WHAT YOU WILL DO:
Leave out the pictures and repeat the data exactly.
+++ DATA EXCERPTS +++
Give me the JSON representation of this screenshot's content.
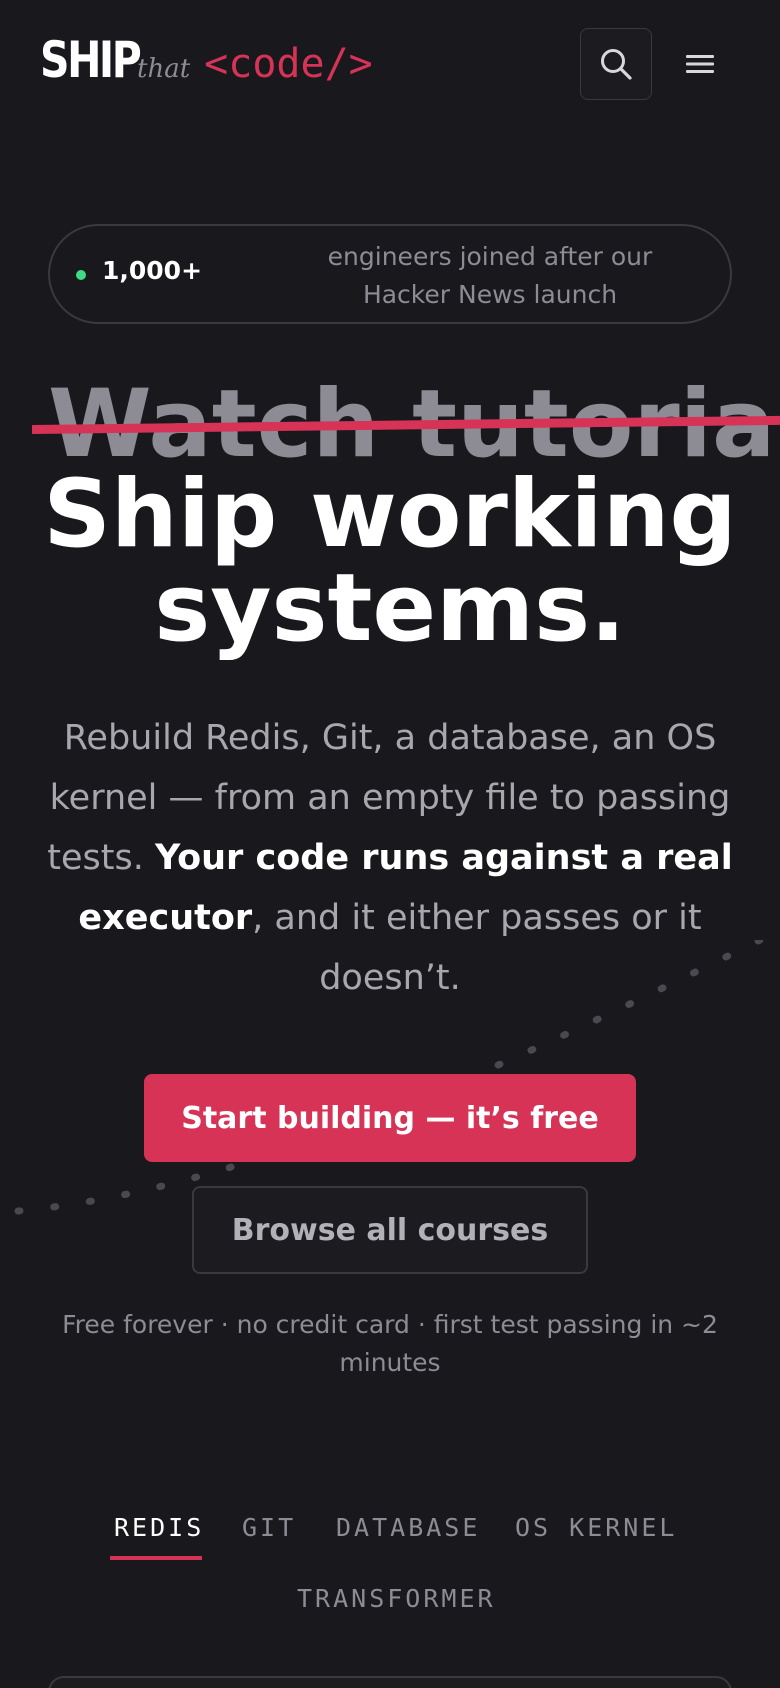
{
  "header": {
    "logo_ship": "SHIP",
    "logo_that": "that",
    "logo_code": "<code/>",
    "search_icon": "search-icon",
    "menu_icon": "hamburger-menu-icon"
  },
  "badge": {
    "count": "1,000+",
    "text": "engineers joined after our Hacker News launch",
    "dot_color": "#3ddc84"
  },
  "hero": {
    "struck_text": "Watch tutorials",
    "headline_line1": "Ship working",
    "headline_line2": "systems.",
    "sub_part1": "Rebuild Redis, Git, a database, an OS kernel — from an empty file to passing tests. ",
    "sub_bold": "Your code runs against a real executor",
    "sub_part2": ", and it either passes or it doesn’t."
  },
  "cta": {
    "primary_label": "Start building — it’s free",
    "secondary_label": "Browse all courses",
    "fineprint": "Free forever · no credit card · first test passing in ~2 minutes"
  },
  "tabs": [
    {
      "label": "REDIS",
      "active": true
    },
    {
      "label": "GIT",
      "active": false
    },
    {
      "label": "DATABASE",
      "active": false
    },
    {
      "label": "OS KERNEL",
      "active": false
    },
    {
      "label": "TRANSFORMER",
      "active": false
    }
  ],
  "colors": {
    "background": "#19181c",
    "accent": "#d63356",
    "muted_text": "#8d8b94",
    "border": "#3a393e"
  }
}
+++
TASK ANSWER:
Give me the JSON representation of this screenshot's content.
{
  "header": {
    "logo_ship": "SHIP",
    "logo_that": "that",
    "logo_code": "<code/>",
    "search_icon": "search-icon",
    "menu_icon": "hamburger-menu-icon"
  },
  "badge": {
    "count": "1,000+",
    "text": "engineers joined after our Hacker News launch",
    "dot_color": "#3ddc84"
  },
  "hero": {
    "struck_text": "Watch tutorials",
    "headline_line1": "Ship working",
    "headline_line2": "systems.",
    "sub_part1": "Rebuild Redis, Git, a database, an OS kernel — from an empty file to passing tests. ",
    "sub_bold": "Your code runs against a real executor",
    "sub_part2": ", and it either passes or it doesn’t."
  },
  "cta": {
    "primary_label": "Start building — it’s free",
    "secondary_label": "Browse all courses",
    "fineprint": "Free forever · no credit card · first test passing in ~2 minutes"
  },
  "tabs": [
    {
      "label": "REDIS",
      "active": true
    },
    {
      "label": "GIT",
      "active": false
    },
    {
      "label": "DATABASE",
      "active": false
    },
    {
      "label": "OS KERNEL",
      "active": false
    },
    {
      "label": "TRANSFORMER",
      "active": false
    }
  ],
  "colors": {
    "background": "#19181c",
    "accent": "#d63356",
    "muted_text": "#8d8b94",
    "border": "#3a393e"
  }
}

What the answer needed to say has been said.